***** TASK INPUTS *****
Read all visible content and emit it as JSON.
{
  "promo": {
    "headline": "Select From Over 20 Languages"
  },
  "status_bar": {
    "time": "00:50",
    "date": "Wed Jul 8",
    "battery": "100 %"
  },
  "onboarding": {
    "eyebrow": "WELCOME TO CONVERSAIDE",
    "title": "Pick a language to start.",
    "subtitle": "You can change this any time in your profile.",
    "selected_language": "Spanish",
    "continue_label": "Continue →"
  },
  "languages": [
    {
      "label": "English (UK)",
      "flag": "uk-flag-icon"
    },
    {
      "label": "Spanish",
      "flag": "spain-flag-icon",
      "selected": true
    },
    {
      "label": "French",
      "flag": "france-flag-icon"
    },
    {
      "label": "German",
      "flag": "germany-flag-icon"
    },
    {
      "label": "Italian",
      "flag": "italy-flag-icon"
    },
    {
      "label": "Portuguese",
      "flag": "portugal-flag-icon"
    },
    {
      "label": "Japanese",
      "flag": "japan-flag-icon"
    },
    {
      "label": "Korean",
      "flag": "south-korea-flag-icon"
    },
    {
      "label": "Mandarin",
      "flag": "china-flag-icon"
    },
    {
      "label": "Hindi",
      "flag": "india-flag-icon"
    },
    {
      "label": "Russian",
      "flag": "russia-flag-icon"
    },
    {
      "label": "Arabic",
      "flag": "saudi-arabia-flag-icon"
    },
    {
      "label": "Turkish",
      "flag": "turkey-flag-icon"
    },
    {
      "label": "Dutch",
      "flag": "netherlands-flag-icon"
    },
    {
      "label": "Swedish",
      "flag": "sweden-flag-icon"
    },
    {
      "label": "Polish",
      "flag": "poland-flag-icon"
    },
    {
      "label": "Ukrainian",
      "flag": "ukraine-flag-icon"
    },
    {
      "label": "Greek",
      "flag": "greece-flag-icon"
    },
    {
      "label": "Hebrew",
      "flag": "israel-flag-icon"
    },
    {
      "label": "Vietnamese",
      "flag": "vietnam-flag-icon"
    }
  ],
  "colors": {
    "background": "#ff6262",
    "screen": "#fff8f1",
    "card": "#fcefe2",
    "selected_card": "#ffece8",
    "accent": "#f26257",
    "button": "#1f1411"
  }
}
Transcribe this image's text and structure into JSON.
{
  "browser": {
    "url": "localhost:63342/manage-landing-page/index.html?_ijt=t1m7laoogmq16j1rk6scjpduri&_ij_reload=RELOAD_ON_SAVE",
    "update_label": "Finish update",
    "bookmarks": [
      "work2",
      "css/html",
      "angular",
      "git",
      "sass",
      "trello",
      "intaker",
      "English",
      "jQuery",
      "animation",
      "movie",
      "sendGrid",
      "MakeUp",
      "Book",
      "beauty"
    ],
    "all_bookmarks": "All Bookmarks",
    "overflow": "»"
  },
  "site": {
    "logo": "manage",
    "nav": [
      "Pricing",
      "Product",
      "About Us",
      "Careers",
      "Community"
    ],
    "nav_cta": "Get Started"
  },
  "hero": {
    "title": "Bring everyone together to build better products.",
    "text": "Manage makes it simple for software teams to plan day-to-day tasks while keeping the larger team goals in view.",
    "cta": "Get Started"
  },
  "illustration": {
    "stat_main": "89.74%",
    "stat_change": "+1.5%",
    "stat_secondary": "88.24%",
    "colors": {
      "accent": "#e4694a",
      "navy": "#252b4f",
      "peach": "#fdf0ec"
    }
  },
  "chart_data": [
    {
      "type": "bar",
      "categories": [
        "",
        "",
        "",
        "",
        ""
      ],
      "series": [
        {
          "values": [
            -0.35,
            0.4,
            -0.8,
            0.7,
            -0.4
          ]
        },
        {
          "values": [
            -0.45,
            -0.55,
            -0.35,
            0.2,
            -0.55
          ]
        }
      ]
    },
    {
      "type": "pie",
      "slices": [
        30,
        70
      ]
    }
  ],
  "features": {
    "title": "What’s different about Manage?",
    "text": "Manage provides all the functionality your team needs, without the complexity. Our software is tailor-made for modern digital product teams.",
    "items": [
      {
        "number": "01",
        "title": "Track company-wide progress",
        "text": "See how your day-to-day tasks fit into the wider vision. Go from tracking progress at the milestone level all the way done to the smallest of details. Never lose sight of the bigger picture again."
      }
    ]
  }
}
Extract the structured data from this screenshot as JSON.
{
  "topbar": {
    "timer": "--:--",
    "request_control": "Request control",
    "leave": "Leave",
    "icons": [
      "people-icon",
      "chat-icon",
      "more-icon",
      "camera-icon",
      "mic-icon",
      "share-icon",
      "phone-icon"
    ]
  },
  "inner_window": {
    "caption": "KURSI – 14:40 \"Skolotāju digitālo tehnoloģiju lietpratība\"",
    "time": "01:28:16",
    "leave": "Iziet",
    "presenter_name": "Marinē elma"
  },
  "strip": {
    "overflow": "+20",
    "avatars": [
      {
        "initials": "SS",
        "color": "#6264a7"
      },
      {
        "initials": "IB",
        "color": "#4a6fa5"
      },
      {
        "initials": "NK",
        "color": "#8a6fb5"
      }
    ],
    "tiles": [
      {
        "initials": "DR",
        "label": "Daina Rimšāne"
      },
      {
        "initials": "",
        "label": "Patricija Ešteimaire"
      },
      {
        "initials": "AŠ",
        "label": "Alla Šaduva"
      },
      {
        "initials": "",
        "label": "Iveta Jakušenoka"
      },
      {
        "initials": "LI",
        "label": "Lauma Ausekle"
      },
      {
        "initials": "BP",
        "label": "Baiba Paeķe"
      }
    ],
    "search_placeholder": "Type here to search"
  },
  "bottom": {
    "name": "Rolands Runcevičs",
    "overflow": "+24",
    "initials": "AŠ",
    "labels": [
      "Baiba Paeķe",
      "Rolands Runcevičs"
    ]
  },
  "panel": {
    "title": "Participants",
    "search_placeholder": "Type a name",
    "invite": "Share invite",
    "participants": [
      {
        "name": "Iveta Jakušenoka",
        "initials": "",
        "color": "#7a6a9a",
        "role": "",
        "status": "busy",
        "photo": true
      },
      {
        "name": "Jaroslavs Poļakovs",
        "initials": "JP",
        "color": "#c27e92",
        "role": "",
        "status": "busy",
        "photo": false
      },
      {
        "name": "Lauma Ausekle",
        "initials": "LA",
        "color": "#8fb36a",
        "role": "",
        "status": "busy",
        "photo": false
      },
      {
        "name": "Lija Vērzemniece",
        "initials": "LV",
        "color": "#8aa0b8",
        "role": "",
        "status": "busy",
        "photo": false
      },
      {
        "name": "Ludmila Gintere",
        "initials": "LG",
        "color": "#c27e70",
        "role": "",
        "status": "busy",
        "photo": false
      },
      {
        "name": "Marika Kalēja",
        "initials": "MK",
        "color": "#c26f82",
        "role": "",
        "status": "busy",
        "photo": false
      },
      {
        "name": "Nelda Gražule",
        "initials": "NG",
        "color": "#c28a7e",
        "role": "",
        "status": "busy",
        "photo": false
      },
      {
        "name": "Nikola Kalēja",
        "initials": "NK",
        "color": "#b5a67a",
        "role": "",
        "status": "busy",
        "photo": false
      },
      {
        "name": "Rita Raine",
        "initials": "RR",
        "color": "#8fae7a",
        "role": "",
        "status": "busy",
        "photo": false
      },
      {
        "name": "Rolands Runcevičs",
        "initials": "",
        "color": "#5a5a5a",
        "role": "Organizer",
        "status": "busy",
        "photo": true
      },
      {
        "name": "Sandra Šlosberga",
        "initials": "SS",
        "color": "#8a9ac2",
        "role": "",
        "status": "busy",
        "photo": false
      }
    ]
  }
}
*****
■ WORK INSTRUCTIONS
From the records above, copy every line that holds the word "this".

■ EXERCISE OUTPUT
    "subtitle": "You can change this any time in your profile.",
Transcribe this image's text and structure into JSON.
Extract the structured data from this screenshot as JSON.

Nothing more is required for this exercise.